=== DATA PROVIDED ===
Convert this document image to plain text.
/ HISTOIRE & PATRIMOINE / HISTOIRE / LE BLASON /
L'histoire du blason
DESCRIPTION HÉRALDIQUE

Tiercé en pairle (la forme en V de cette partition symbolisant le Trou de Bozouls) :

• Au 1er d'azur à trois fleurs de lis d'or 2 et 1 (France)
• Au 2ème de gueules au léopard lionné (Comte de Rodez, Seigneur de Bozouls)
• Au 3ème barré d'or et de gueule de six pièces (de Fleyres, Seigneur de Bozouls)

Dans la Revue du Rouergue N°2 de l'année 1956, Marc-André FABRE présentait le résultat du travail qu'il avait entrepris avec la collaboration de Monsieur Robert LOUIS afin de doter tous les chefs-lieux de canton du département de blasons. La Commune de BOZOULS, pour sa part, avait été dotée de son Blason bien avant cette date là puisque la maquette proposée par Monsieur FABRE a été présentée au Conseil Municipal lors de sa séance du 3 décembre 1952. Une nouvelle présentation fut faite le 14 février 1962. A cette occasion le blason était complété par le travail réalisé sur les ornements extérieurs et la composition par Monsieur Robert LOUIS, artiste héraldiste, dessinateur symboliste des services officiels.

=== TO BE DONE ===
Write only the number of lines that include "Seigneur".

=== EXERCISE OUTPUT ===
2